▸ What is required
Extract verbatim every line from the one containing "OCR this image." to the final line of the records below, inclusive, and exclude all pictures.

━━━━━ Data shown ━━━━━

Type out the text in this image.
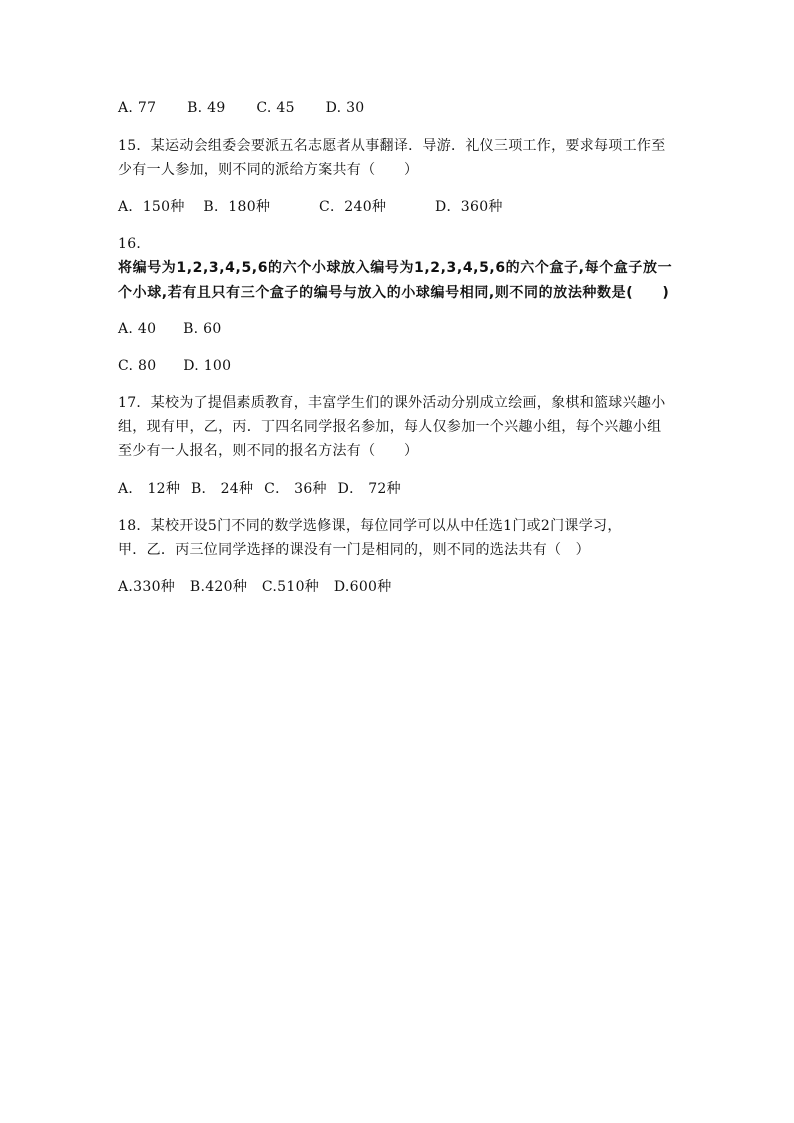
A. 77 B. 49 C. 45 D. 30
15．某运动会组委会要派五名志愿者从事翻译．导游．礼仪三项工作，要求每项工作至
少有一人参加，则不同的派给方案共有（　　）
A．150种 B．180种	C．240种	D．360种
16．
将编号为1,2,3,4,5,6的六个小球放入编号为1,2,3,4,5,6的六个盒子,每个盒子放一
个小球,若有且只有三个盒子的编号与放入的小球编号相同,则不同的放法种数是(　　)
A. 40 B. 60
C. 80 D. 100
17．某校为了提倡素质教育，丰富学生们的课外活动分别成立绘画，象棋和篮球兴趣小
组，现有甲，乙，丙．丁四名同学报名参加，每人仅参加一个兴趣小组，每个兴趣小组
至少有一人报名，则不同的报名方法有（　　）
A． 12种 B． 24种 C． 36种 D． 72种
18．某校开设5门不同的数学选修课，每位同学可以从中任选1门或2门课学习，
甲．乙．丙三位同学选择的课没有一门是相同的，则不同的选法共有（　）
A.330种 B.420种 C.510种 D.600种
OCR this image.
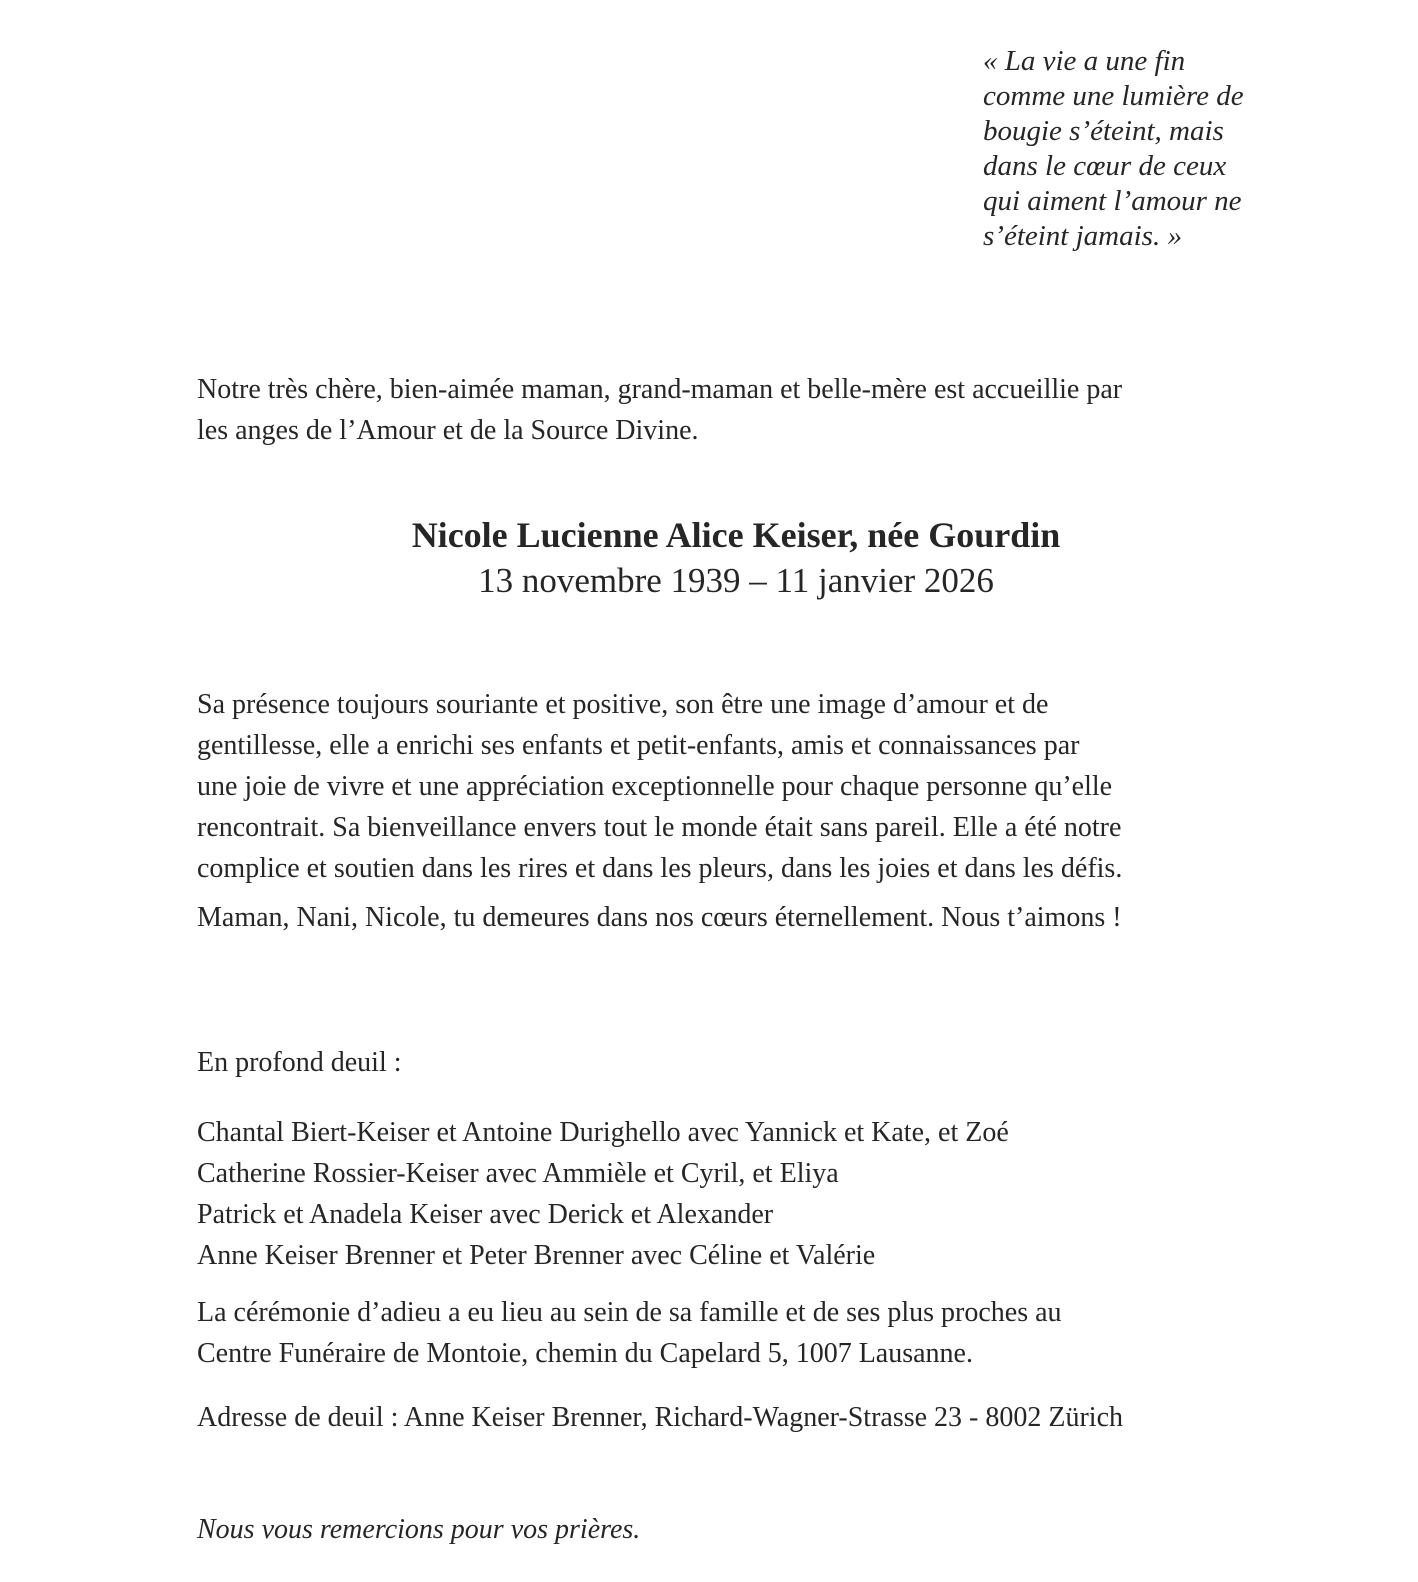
« La vie a une fin
comme une lumière de
bougie s’éteint, mais
dans le cœur de ceux
qui aiment l’amour ne
s’éteint jamais. »
Notre très chère, bien-aimée maman, grand-maman et belle-mère est accueillie par
les anges de l’Amour et de la Source Divine.
Nicole Lucienne Alice Keiser, née Gourdin
13 novembre 1939 – 11 janvier 2026
Sa présence toujours souriante et positive, son être une image d’amour et de
gentillesse, elle a enrichi ses enfants et petit-enfants, amis et connaissances par
une joie de vivre et une appréciation exceptionnelle pour chaque personne qu’elle
rencontrait. Sa bienveillance envers tout le monde était sans pareil. Elle a été notre
complice et soutien dans les rires et dans les pleurs, dans les joies et dans les défis.
Maman, Nani, Nicole, tu demeures dans nos cœurs éternellement. Nous t’aimons !
En profond deuil :
Chantal Biert-Keiser et Antoine Durighello avec Yannick et Kate, et Zoé
Catherine Rossier-Keiser avec Ammièle et Cyril, et Eliya
Patrick et Anadela Keiser avec Derick et Alexander
Anne Keiser Brenner et Peter Brenner avec Céline et Valérie
La cérémonie d’adieu a eu lieu au sein de sa famille et de ses plus proches au
Centre Funéraire de Montoie, chemin du Capelard 5, 1007 Lausanne.
Adresse de deuil : Anne Keiser Brenner, Richard-Wagner-Strasse 23 - 8002 Zürich
Nous vous remercions pour vos prières.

━━━━━

▸ Written response
OCR this image.
« La vie a une fin
comme une lumière de
bougie s’éteint, mais
dans le cœur de ceux
qui aiment l’amour ne
s’éteint jamais. »
Notre très chère, bien-aimée maman, grand-maman et belle-mère est accueillie par
les anges de l’Amour et de la Source Divine.
Nicole Lucienne Alice Keiser, née Gourdin
13 novembre 1939 – 11 janvier 2026
Sa présence toujours souriante et positive, son être une image d’amour et de
gentillesse, elle a enrichi ses enfants et petit-enfants, amis et connaissances par
une joie de vivre et une appréciation exceptionnelle pour chaque personne qu’elle
rencontrait. Sa bienveillance envers tout le monde était sans pareil. Elle a été notre
complice et soutien dans les rires et dans les pleurs, dans les joies et dans les défis.
Maman, Nani, Nicole, tu demeures dans nos cœurs éternellement. Nous t’aimons !
En profond deuil :
Chantal Biert-Keiser et Antoine Durighello avec Yannick et Kate, et Zoé
Catherine Rossier-Keiser avec Ammièle et Cyril, et Eliya
Patrick et Anadela Keiser avec Derick et Alexander
Anne Keiser Brenner et Peter Brenner avec Céline et Valérie
La cérémonie d’adieu a eu lieu au sein de sa famille et de ses plus proches au
Centre Funéraire de Montoie, chemin du Capelard 5, 1007 Lausanne.
Adresse de deuil : Anne Keiser Brenner, Richard-Wagner-Strasse 23 - 8002 Zürich
Nous vous remercions pour vos prières.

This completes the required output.